Select and copy out every line in the records containing "CITY".

**Supplied data**
================
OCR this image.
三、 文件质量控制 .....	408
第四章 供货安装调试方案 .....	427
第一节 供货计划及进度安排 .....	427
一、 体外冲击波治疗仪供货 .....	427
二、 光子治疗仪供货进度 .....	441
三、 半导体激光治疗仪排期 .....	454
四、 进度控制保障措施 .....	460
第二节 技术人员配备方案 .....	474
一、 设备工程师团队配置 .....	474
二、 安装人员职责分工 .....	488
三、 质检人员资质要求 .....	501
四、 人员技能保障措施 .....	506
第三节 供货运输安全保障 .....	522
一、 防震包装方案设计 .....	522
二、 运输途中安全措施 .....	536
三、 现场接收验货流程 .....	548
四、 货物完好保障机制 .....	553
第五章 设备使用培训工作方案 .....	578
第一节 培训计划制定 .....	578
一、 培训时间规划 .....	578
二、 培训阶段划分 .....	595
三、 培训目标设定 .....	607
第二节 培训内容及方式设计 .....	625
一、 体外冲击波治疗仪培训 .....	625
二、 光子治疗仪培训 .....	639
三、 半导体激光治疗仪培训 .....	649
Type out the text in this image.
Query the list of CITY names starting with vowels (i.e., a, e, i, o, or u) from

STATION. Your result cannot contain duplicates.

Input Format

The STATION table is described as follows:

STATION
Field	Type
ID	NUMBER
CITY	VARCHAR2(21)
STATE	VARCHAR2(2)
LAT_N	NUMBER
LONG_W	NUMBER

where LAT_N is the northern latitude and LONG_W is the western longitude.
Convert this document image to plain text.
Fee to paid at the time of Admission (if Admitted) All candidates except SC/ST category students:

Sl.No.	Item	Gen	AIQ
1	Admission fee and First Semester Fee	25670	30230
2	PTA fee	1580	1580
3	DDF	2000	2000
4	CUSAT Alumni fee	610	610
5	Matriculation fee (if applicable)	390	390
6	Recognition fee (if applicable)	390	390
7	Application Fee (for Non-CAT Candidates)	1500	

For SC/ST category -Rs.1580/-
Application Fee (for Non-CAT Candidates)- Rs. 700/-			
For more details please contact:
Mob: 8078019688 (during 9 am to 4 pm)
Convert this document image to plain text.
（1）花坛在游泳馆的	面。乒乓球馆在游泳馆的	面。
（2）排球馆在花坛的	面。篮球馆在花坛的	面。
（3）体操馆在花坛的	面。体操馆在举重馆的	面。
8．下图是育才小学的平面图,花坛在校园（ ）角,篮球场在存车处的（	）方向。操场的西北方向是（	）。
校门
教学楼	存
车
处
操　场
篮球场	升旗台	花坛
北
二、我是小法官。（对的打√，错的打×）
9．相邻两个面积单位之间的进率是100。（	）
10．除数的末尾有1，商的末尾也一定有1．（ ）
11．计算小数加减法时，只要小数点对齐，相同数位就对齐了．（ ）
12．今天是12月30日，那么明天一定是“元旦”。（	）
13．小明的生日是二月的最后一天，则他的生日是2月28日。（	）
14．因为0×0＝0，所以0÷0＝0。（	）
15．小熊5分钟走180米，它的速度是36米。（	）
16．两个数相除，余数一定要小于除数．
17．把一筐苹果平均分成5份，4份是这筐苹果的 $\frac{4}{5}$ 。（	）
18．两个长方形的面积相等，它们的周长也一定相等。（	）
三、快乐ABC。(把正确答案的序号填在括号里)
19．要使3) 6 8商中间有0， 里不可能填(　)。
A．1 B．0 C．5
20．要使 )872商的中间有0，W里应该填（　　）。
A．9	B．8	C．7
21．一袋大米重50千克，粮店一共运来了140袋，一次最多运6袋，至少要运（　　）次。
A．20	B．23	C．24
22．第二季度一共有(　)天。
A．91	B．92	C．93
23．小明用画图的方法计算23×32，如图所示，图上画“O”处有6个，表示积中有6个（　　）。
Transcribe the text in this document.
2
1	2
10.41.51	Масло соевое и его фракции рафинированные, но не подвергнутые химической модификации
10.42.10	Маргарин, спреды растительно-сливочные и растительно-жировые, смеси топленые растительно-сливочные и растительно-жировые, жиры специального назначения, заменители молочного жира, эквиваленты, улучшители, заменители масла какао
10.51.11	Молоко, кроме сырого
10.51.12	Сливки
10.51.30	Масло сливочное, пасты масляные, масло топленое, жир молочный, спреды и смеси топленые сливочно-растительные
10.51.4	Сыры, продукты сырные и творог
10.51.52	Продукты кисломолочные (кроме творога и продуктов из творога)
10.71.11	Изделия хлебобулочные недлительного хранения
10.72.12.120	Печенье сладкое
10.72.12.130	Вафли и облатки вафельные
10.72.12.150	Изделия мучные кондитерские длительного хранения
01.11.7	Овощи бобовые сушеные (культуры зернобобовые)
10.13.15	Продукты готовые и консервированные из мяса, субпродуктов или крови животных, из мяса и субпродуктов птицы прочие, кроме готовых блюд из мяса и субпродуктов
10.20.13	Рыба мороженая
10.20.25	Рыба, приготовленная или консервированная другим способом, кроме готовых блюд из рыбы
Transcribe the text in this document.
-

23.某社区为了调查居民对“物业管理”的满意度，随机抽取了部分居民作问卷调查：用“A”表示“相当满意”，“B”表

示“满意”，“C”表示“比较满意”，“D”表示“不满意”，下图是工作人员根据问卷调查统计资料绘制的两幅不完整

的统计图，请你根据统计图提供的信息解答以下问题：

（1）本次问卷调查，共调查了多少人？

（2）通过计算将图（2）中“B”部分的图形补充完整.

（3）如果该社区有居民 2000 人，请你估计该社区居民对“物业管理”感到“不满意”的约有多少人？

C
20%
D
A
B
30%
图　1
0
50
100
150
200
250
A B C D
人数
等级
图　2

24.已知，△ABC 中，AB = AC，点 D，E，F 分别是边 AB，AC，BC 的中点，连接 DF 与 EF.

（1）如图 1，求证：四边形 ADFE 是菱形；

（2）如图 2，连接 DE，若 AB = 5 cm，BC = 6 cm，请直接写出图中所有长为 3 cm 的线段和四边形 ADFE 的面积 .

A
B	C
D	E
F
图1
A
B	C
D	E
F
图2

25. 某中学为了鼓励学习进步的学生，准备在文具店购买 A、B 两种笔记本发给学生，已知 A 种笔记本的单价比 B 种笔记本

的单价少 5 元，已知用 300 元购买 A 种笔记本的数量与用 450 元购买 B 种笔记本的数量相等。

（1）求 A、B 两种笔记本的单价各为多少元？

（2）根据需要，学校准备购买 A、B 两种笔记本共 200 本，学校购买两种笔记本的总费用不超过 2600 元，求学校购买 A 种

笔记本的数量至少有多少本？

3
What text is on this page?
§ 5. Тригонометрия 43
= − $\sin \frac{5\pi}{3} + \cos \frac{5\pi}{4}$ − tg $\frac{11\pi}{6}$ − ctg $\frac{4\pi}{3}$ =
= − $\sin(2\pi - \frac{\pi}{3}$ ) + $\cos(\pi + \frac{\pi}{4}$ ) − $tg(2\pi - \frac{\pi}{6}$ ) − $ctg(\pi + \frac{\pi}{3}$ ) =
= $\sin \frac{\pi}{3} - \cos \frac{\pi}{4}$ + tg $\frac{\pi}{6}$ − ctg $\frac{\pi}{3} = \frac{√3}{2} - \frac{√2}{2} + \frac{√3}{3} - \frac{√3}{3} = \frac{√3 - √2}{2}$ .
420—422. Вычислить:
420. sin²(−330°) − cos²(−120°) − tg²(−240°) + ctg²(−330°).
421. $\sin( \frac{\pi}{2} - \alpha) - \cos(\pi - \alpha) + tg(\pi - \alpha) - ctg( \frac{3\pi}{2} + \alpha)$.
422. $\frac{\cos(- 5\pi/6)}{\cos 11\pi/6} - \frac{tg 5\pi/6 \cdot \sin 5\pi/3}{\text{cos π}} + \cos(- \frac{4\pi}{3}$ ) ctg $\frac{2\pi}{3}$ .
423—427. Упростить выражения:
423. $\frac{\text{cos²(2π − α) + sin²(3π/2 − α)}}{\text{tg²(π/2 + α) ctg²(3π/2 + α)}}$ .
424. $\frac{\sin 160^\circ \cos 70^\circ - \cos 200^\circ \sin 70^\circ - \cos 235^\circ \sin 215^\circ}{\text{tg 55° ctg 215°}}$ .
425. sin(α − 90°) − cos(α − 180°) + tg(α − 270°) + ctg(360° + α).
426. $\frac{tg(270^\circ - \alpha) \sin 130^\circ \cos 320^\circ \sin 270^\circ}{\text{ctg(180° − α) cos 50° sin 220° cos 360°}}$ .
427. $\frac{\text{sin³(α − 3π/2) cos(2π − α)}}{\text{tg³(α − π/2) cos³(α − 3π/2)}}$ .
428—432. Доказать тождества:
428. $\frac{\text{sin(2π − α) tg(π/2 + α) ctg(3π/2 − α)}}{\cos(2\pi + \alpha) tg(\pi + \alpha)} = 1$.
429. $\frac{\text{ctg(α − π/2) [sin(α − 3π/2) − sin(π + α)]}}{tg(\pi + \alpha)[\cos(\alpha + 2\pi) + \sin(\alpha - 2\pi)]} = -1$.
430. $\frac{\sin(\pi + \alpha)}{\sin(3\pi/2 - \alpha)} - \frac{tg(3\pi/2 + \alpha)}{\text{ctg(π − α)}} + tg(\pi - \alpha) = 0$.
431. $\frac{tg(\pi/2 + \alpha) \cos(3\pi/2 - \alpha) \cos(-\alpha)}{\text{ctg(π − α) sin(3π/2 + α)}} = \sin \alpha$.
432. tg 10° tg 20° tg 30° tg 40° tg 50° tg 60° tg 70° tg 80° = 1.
================
**Solution below**
Query the list of CITY names starting with vowels (i.e., a, e, i, o, or u) from
CITY	VARCHAR2(21)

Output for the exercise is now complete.